YOUR INSTRUCTIONS:
Set the listing down again exactly, please, apart from its pictures.

(Data entries)
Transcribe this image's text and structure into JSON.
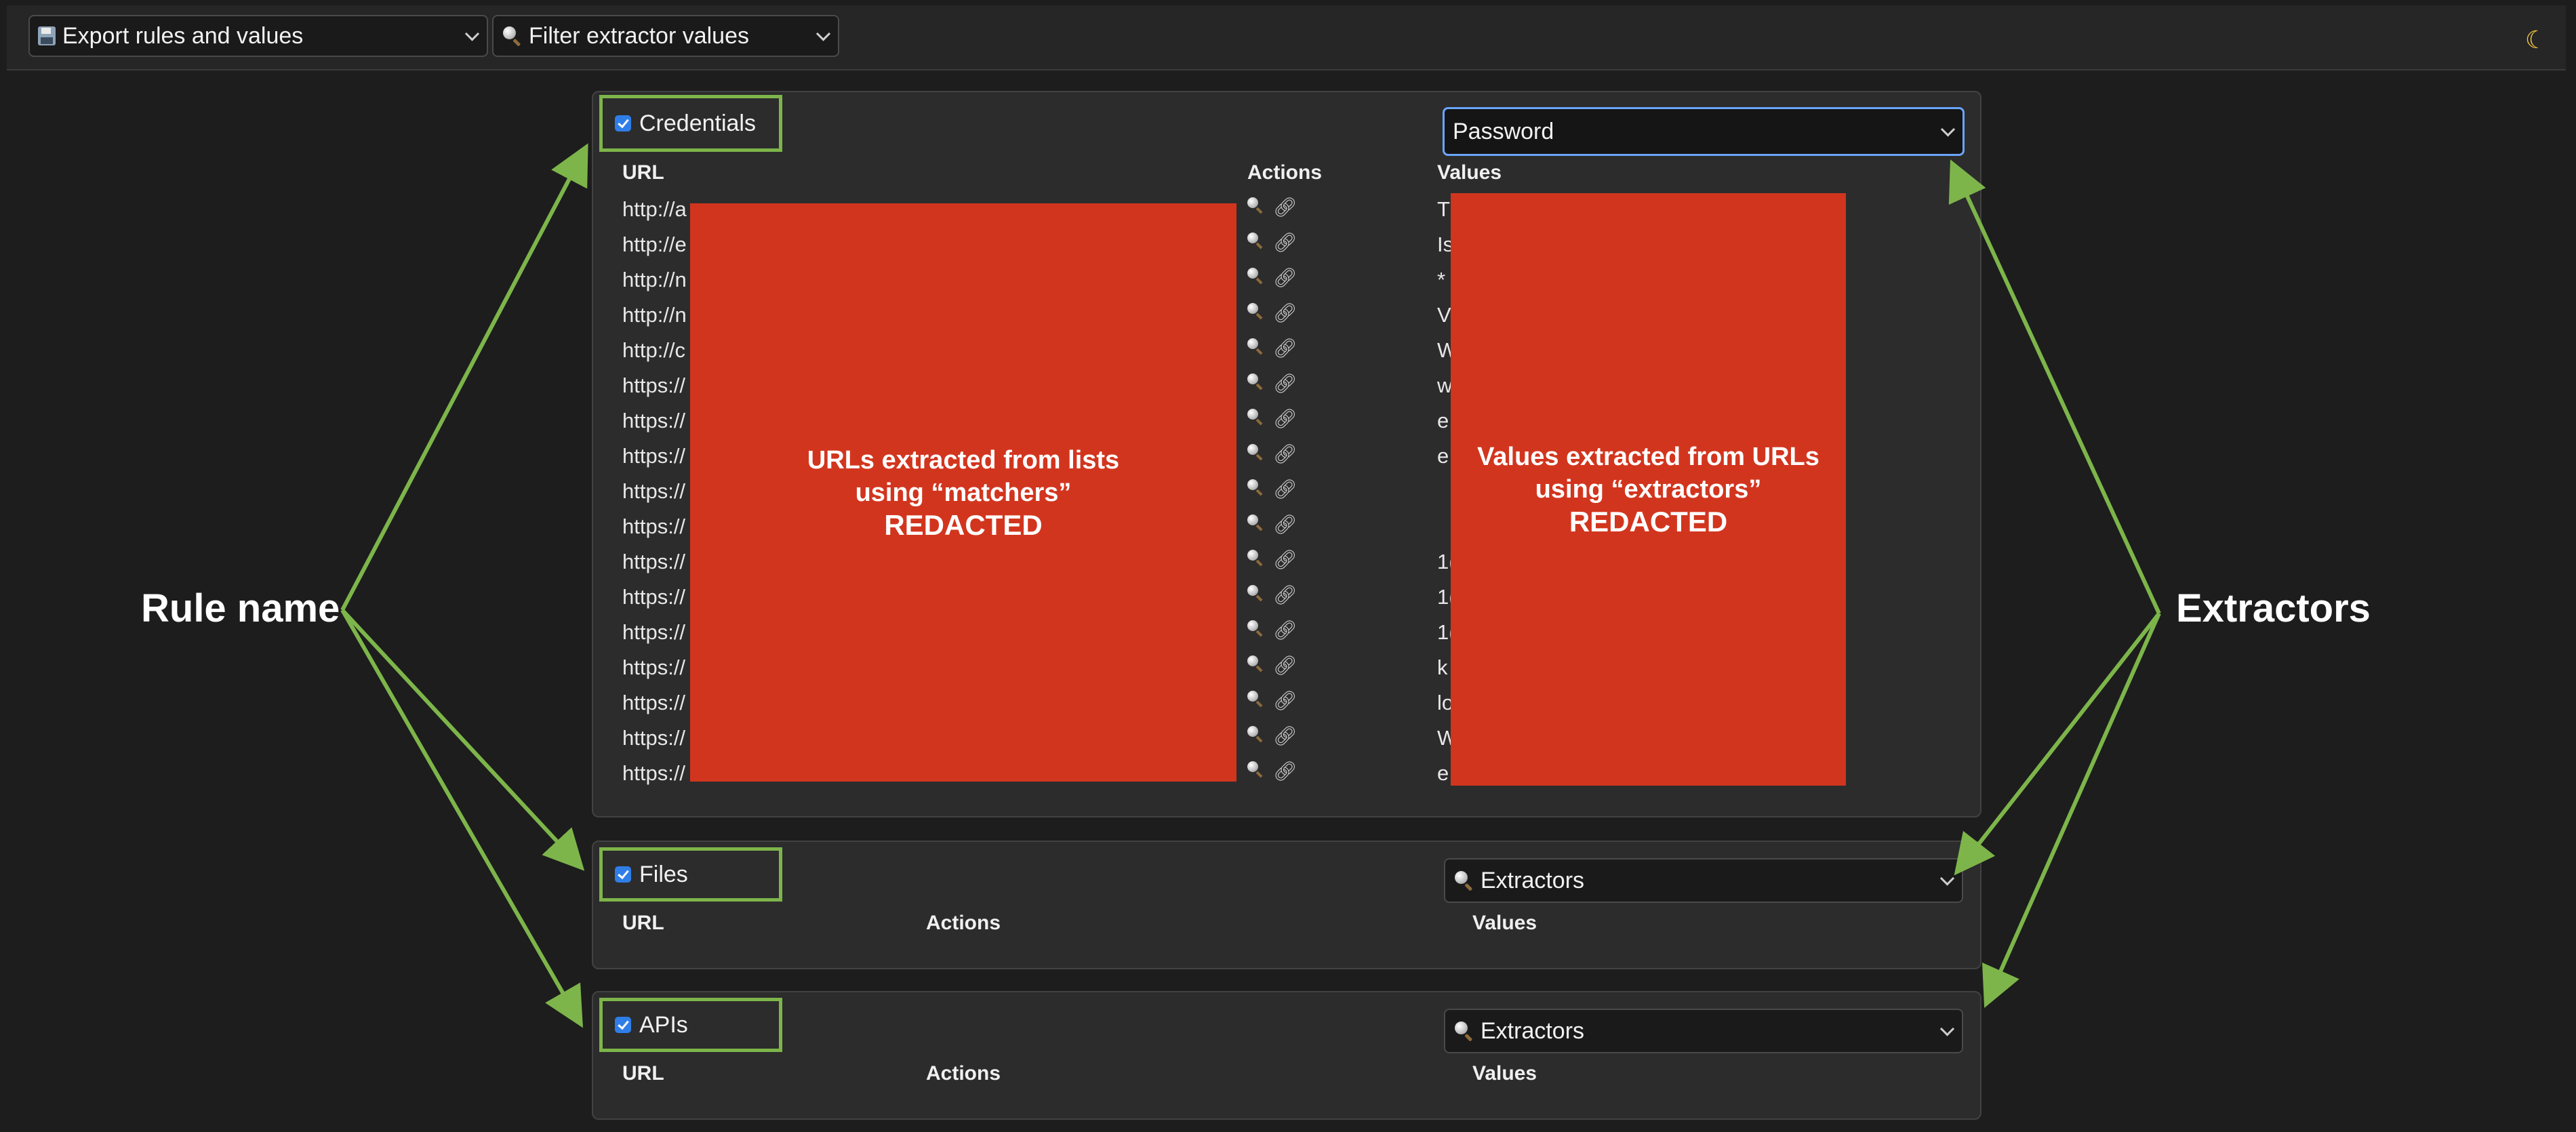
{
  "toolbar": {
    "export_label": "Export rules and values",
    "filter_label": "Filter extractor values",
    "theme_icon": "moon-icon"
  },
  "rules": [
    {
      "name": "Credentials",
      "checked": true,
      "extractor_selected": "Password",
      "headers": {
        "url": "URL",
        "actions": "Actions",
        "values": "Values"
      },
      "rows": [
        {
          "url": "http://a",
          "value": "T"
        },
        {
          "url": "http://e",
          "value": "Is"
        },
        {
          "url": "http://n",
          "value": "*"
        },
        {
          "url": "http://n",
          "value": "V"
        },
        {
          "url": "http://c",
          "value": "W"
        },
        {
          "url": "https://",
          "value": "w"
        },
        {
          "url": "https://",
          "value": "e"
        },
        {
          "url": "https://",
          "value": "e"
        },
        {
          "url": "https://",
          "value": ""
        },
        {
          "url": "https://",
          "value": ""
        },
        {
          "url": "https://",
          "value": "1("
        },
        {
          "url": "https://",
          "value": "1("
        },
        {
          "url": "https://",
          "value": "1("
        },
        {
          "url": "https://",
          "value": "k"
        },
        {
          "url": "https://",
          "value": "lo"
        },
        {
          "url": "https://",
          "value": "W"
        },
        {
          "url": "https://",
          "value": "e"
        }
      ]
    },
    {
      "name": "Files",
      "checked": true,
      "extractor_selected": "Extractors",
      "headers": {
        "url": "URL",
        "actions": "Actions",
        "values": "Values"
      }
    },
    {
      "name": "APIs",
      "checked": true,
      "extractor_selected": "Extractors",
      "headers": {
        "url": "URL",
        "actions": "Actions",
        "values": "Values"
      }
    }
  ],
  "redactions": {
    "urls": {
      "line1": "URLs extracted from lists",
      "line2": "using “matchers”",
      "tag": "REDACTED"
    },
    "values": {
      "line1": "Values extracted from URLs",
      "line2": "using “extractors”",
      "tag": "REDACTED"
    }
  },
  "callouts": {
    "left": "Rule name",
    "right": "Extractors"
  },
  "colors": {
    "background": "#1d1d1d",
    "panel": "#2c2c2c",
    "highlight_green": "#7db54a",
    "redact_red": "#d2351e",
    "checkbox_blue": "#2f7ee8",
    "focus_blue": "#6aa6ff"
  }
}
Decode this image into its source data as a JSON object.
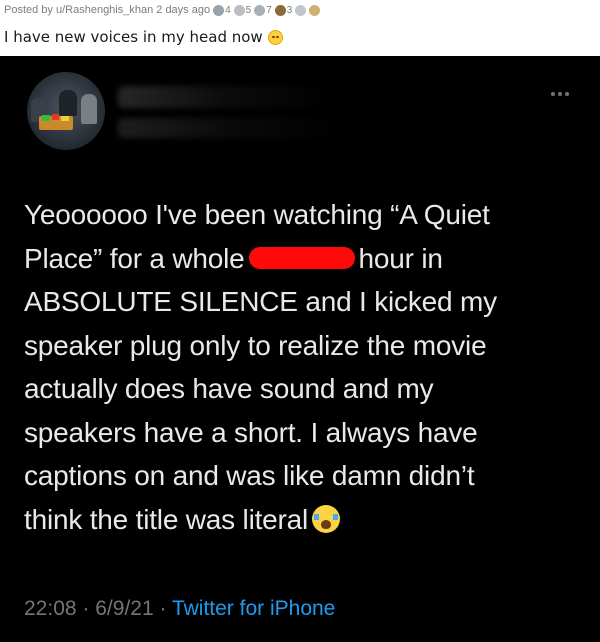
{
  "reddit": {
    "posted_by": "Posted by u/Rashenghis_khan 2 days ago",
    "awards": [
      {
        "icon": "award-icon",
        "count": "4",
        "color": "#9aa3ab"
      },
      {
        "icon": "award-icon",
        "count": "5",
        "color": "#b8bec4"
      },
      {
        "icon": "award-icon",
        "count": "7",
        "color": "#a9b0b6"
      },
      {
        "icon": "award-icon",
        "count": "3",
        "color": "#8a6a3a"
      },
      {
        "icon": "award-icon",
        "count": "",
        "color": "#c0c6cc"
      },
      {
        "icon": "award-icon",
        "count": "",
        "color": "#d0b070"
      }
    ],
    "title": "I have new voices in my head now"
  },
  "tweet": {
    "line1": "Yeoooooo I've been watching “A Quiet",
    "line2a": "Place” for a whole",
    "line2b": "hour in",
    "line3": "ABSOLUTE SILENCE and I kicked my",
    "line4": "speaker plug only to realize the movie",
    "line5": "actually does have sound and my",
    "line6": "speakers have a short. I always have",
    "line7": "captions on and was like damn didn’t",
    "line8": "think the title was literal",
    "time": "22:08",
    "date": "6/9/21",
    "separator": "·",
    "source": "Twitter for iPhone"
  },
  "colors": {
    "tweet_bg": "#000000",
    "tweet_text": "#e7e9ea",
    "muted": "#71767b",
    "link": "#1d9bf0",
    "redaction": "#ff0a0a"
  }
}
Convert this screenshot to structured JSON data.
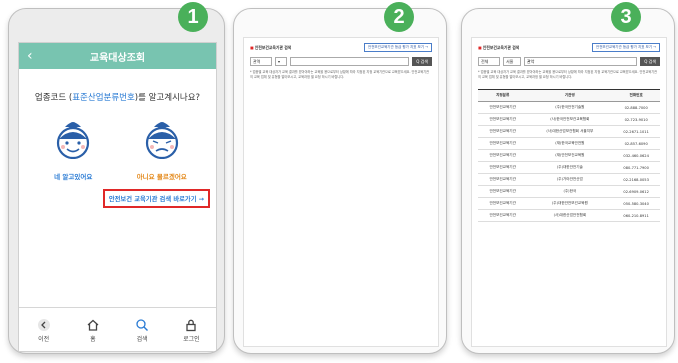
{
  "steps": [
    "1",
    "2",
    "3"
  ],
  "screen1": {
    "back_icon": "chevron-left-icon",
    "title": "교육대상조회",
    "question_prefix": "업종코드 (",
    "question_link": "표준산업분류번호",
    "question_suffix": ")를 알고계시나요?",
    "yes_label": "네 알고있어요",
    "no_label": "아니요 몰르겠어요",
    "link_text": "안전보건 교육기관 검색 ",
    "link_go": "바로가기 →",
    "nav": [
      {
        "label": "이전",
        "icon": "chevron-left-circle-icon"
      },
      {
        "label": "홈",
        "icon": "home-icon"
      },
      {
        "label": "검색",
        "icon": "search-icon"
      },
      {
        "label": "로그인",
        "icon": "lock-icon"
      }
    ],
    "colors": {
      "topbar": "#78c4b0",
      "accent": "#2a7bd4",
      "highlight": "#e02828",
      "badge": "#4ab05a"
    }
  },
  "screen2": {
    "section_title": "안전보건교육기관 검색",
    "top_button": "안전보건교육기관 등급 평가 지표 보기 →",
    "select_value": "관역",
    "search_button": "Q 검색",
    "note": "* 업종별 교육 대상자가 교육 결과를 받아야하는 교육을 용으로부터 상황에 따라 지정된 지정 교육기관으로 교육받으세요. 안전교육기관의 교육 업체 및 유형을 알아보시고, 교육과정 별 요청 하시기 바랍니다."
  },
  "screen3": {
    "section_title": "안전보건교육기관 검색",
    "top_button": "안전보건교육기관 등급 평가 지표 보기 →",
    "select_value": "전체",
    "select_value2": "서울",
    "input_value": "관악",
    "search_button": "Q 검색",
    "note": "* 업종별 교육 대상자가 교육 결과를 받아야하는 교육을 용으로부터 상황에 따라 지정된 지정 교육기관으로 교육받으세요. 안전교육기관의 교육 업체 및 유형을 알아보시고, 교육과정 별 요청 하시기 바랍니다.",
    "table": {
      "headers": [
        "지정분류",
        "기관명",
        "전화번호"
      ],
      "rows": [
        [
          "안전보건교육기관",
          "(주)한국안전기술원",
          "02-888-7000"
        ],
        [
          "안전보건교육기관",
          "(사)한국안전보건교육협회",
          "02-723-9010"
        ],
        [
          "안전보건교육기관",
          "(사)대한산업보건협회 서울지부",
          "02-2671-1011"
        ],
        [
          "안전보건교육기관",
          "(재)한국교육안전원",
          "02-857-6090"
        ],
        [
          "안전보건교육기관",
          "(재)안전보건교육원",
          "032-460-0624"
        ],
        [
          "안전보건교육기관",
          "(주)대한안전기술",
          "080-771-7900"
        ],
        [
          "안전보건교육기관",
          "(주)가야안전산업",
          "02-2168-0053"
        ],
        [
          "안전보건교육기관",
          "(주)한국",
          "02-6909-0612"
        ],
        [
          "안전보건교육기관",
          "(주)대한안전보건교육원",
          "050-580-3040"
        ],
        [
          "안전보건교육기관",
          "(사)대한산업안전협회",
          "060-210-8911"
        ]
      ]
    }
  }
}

ANSWER TO THE TASK:
Transcribe this image's text and structure into JSON.
{
  "toolbar": {
    "export_label": "Export rules and values",
    "filter_label": "Filter extractor values",
    "theme_icon": "moon-icon"
  },
  "rules": [
    {
      "name": "Credentials",
      "checked": true,
      "extractor_selected": "Password",
      "headers": {
        "url": "URL",
        "actions": "Actions",
        "values": "Values"
      },
      "rows": [
        {
          "url": "http://a",
          "value": "T"
        },
        {
          "url": "http://e",
          "value": "Is"
        },
        {
          "url": "http://n",
          "value": "*"
        },
        {
          "url": "http://n",
          "value": "V"
        },
        {
          "url": "http://c",
          "value": "W"
        },
        {
          "url": "https://",
          "value": "w"
        },
        {
          "url": "https://",
          "value": "e"
        },
        {
          "url": "https://",
          "value": "e"
        },
        {
          "url": "https://",
          "value": ""
        },
        {
          "url": "https://",
          "value": ""
        },
        {
          "url": "https://",
          "value": "1("
        },
        {
          "url": "https://",
          "value": "1("
        },
        {
          "url": "https://",
          "value": "1("
        },
        {
          "url": "https://",
          "value": "k"
        },
        {
          "url": "https://",
          "value": "lo"
        },
        {
          "url": "https://",
          "value": "W"
        },
        {
          "url": "https://",
          "value": "e"
        }
      ]
    },
    {
      "name": "Files",
      "checked": true,
      "extractor_selected": "Extractors",
      "headers": {
        "url": "URL",
        "actions": "Actions",
        "values": "Values"
      }
    },
    {
      "name": "APIs",
      "checked": true,
      "extractor_selected": "Extractors",
      "headers": {
        "url": "URL",
        "actions": "Actions",
        "values": "Values"
      }
    }
  ],
  "redactions": {
    "urls": {
      "line1": "URLs extracted from lists",
      "line2": "using “matchers”",
      "tag": "REDACTED"
    },
    "values": {
      "line1": "Values extracted from URLs",
      "line2": "using “extractors”",
      "tag": "REDACTED"
    }
  },
  "callouts": {
    "left": "Rule name",
    "right": "Extractors"
  },
  "colors": {
    "background": "#1d1d1d",
    "panel": "#2c2c2c",
    "highlight_green": "#7db54a",
    "redact_red": "#d2351e",
    "checkbox_blue": "#2f7ee8",
    "focus_blue": "#6aa6ff"
  }
}
Decode this image into its source data as a JSON object.
{
  "reddit": {
    "posted_by": "Posted by u/Rashenghis_khan 2 days ago",
    "awards": [
      {
        "icon": "award-icon",
        "count": "4",
        "color": "#9aa3ab"
      },
      {
        "icon": "award-icon",
        "count": "5",
        "color": "#b8bec4"
      },
      {
        "icon": "award-icon",
        "count": "7",
        "color": "#a9b0b6"
      },
      {
        "icon": "award-icon",
        "count": "3",
        "color": "#8a6a3a"
      },
      {
        "icon": "award-icon",
        "count": "",
        "color": "#c0c6cc"
      },
      {
        "icon": "award-icon",
        "count": "",
        "color": "#d0b070"
      }
    ],
    "title": "I have new voices in my head now"
  },
  "tweet": {
    "line1": "Yeoooooo I've been watching “A Quiet",
    "line2a": "Place” for a whole",
    "line2b": "hour in",
    "line3": "ABSOLUTE SILENCE and I kicked my",
    "line4": "speaker plug only to realize the movie",
    "line5": "actually does have sound and my",
    "line6": "speakers have a short. I always have",
    "line7": "captions on and was like damn didn’t",
    "line8": "think the title was literal",
    "time": "22:08",
    "date": "6/9/21",
    "separator": "·",
    "source": "Twitter for iPhone"
  },
  "colors": {
    "tweet_bg": "#000000",
    "tweet_text": "#e7e9ea",
    "muted": "#71767b",
    "link": "#1d9bf0",
    "redaction": "#ff0a0a"
  }
}
Convert this screenshot to structured JSON data.
{
  "steps": [
    "1",
    "2",
    "3"
  ],
  "screen1": {
    "back_icon": "chevron-left-icon",
    "title": "교육대상조회",
    "question_prefix": "업종코드 (",
    "question_link": "표준산업분류번호",
    "question_suffix": ")를 알고계시나요?",
    "yes_label": "네 알고있어요",
    "no_label": "아니요 몰르겠어요",
    "link_text": "안전보건 교육기관 검색 ",
    "link_go": "바로가기 →",
    "nav": [
      {
        "label": "이전",
        "icon": "chevron-left-circle-icon"
      },
      {
        "label": "홈",
        "icon": "home-icon"
      },
      {
        "label": "검색",
        "icon": "search-icon"
      },
      {
        "label": "로그인",
        "icon": "lock-icon"
      }
    ],
    "colors": {
      "topbar": "#78c4b0",
      "accent": "#2a7bd4",
      "highlight": "#e02828",
      "badge": "#4ab05a"
    }
  },
  "screen2": {
    "section_title": "안전보건교육기관 검색",
    "top_button": "안전보건교육기관 등급 평가 지표 보기 →",
    "select_value": "관역",
    "search_button": "Q 검색",
    "note": "* 업종별 교육 대상자가 교육 결과를 받아야하는 교육을 용으로부터 상황에 따라 지정된 지정 교육기관으로 교육받으세요. 안전교육기관의 교육 업체 및 유형을 알아보시고, 교육과정 별 요청 하시기 바랍니다."
  },
  "screen3": {
    "section_title": "안전보건교육기관 검색",
    "top_button": "안전보건교육기관 등급 평가 지표 보기 →",
    "select_value": "전체",
    "select_value2": "서울",
    "input_value": "관악",
    "search_button": "Q 검색",
    "note": "* 업종별 교육 대상자가 교육 결과를 받아야하는 교육을 용으로부터 상황에 따라 지정된 지정 교육기관으로 교육받으세요. 안전교육기관의 교육 업체 및 유형을 알아보시고, 교육과정 별 요청 하시기 바랍니다.",
    "table": {
      "headers": [
        "지정분류",
        "기관명",
        "전화번호"
      ],
      "rows": [
        [
          "안전보건교육기관",
          "(주)한국안전기술원",
          "02-888-7000"
        ],
        [
          "안전보건교육기관",
          "(사)한국안전보건교육협회",
          "02-723-9010"
        ],
        [
          "안전보건교육기관",
          "(사)대한산업보건협회 서울지부",
          "02-2671-1011"
        ],
        [
          "안전보건교육기관",
          "(재)한국교육안전원",
          "02-857-6090"
        ],
        [
          "안전보건교육기관",
          "(재)안전보건교육원",
          "032-460-0624"
        ],
        [
          "안전보건교육기관",
          "(주)대한안전기술",
          "080-771-7900"
        ],
        [
          "안전보건교육기관",
          "(주)가야안전산업",
          "02-2168-0053"
        ],
        [
          "안전보건교육기관",
          "(주)한국",
          "02-6909-0612"
        ],
        [
          "안전보건교육기관",
          "(주)대한안전보건교육원",
          "050-580-3040"
        ],
        [
          "안전보건교육기관",
          "(사)대한산업안전협회",
          "060-210-8911"
        ]
      ]
    }
  }
}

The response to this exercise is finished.